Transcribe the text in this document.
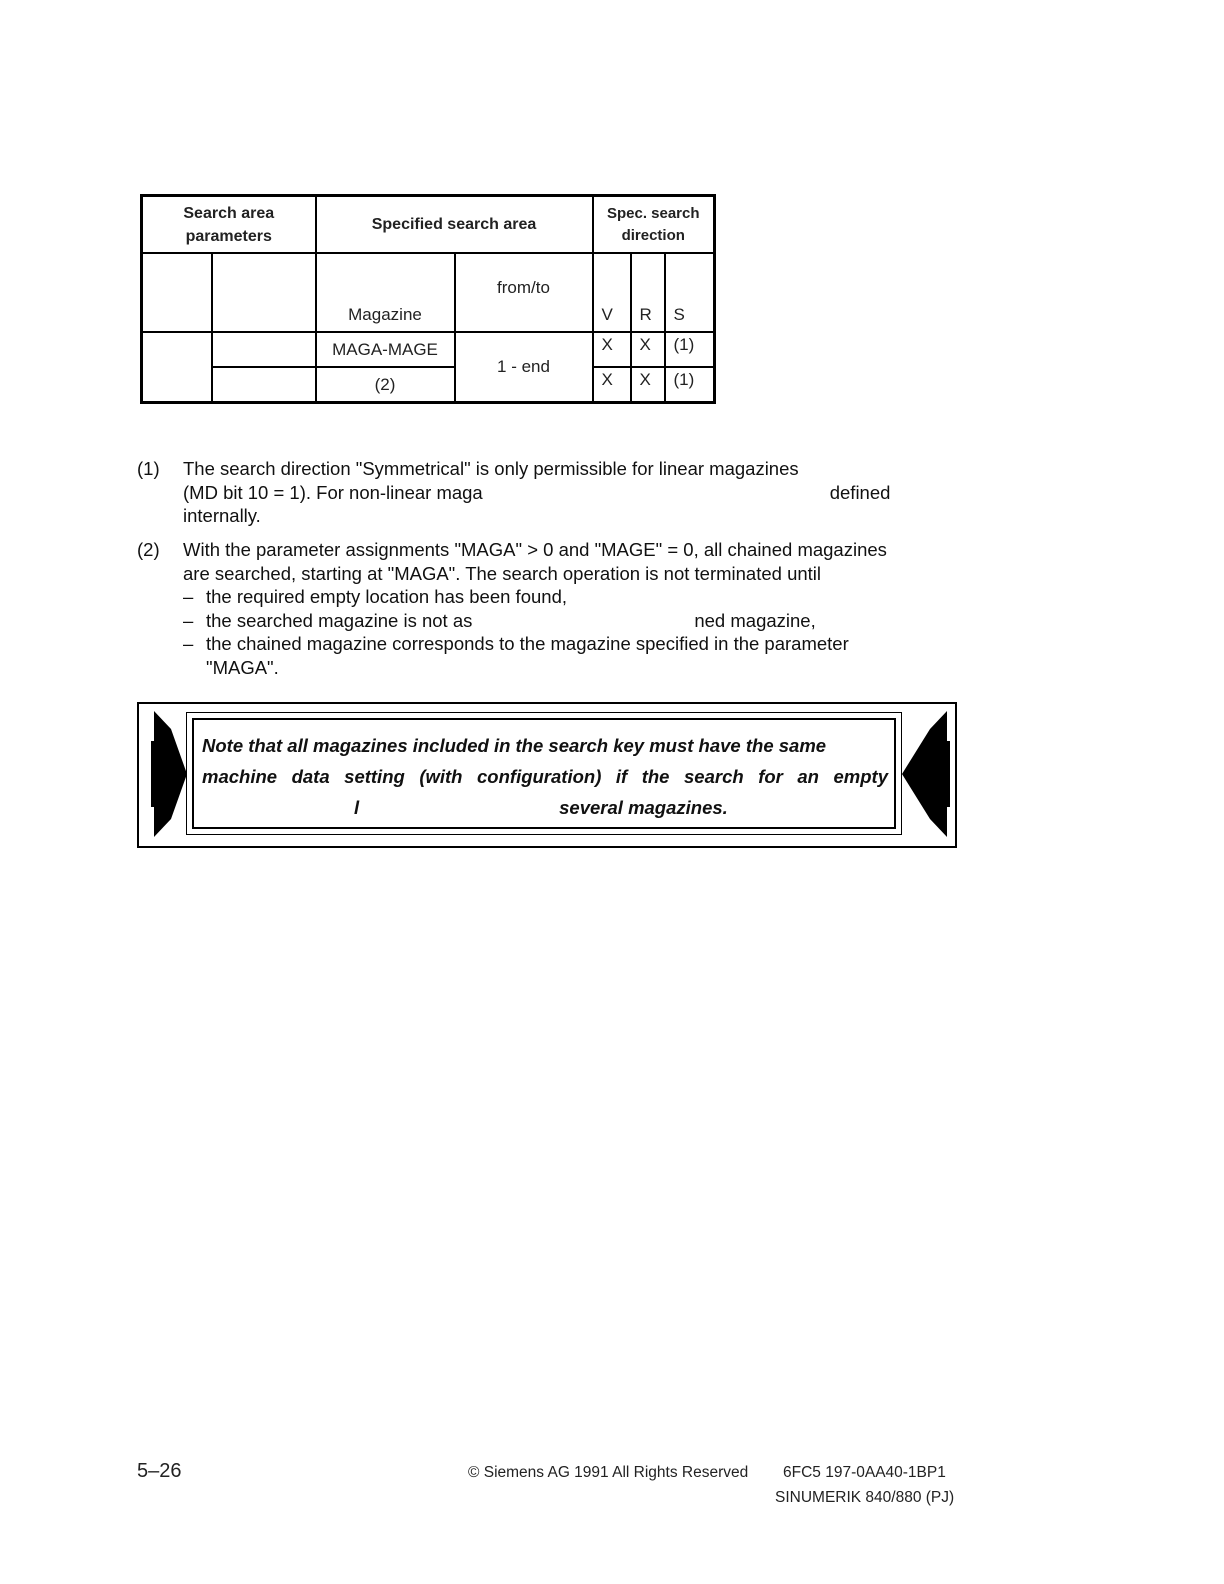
Search area
parameters		Specified search area		Spec. search
direction		
		Magazine	from/to	V	R	S
		MAGA-MAGE	1 - end	X	X	(1)
		(2)		X	X	(1)
(1) The search direction "Symmetrical" is only permissible for linear magazines
(MD bit 10 = 1). For non-linear maga	defined
internally.
(2) With the parameter assignments "MAGA" > 0 and "MAGE" = 0, all chained magazines
are searched, starting at "MAGA". The search operation is not terminated until
– the required empty location has been found,
– the searched magazine is not as	ned magazine,
– the chained magazine corresponds to the magazine specified in the parameter
"MAGA".
Note that all magazines included in the search key must have the same
machine data setting (with configuration) if the search for an empty
l	several magazines.
5–26	© Siemens AG 1991 All Rights Reserved 6FC5 197-0AA40-1BP1
SINUMERIK 840/880 (PJ)
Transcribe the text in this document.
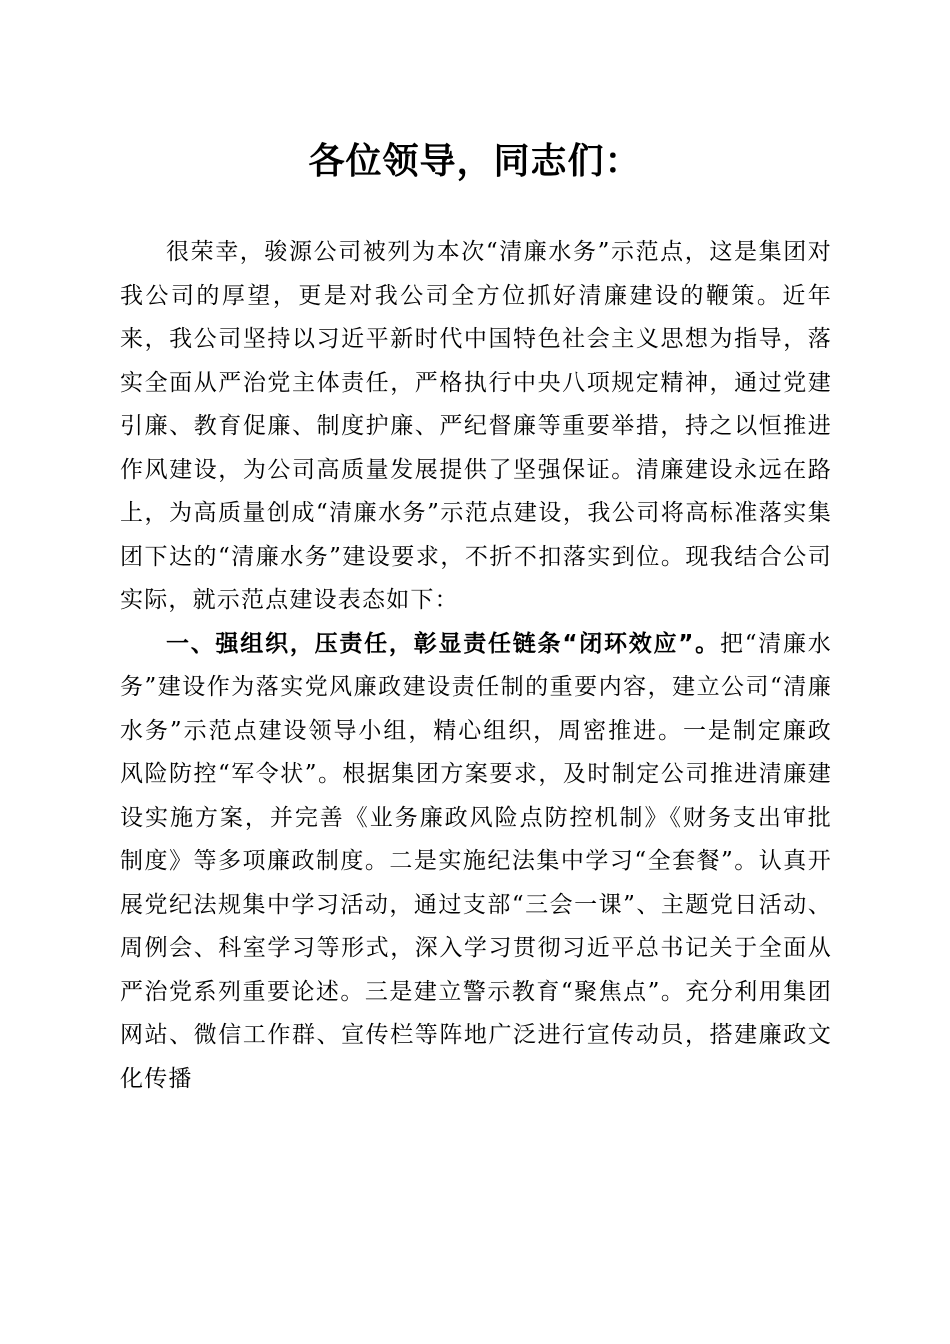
各位领导，同志们：

很荣幸，骏源公司被列为本次“清廉水务”示范点，这是集团对我公司的厚望，更是对我公司全方位抓好清廉建设的鞭策。近年来，我公司坚持以习近平新时代中国特色社会主义思想为指导，落实全面从严治党主体责任，严格执行中央八项规定精神，通过党建引廉、教育促廉、制度护廉、严纪督廉等重要举措，持之以恒推进作风建设，为公司高质量发展提供了坚强保证。清廉建设永远在路上，为高质量创成“清廉水务”示范点建设，我公司将高标准落实集团下达的“清廉水务”建设要求，不折不扣落实到位。现我结合公司实际，就示范点建设表态如下：

一、强组织，压责任，彰显责任链条“闭环效应”。把“清廉水务”建设作为落实党风廉政建设责任制的重要内容，建立公司“清廉水务”示范点建设领导小组，精心组织，周密推进。一是制定廉政风险防控“军令状”。根据集团方案要求，及时制定公司推进清廉建设实施方案，并完善《业务廉政风险点防控机制》《财务支出审批制度》等多项廉政制度。二是实施纪法集中学习“全套餐”。认真开展党纪法规集中学习活动，通过支部“三会一课”、主题党日活动、周例会、科室学习等形式，深入学习贯彻习近平总书记关于全面从严治党系列重要论述。三是建立警示教育“聚焦点”。充分利用集团网站、微信工作群、宣传栏等阵地广泛进行宣传动员，搭建廉政文化传播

**Direction**
Report all lines of the data above that include the string "MAGE".

**Exercise solution**
		MAGA-MAGE	1 - end	X	X	(1)
(2) With the parameter assignments "MAGA" > 0 and "MAGE" = 0, all chained magazines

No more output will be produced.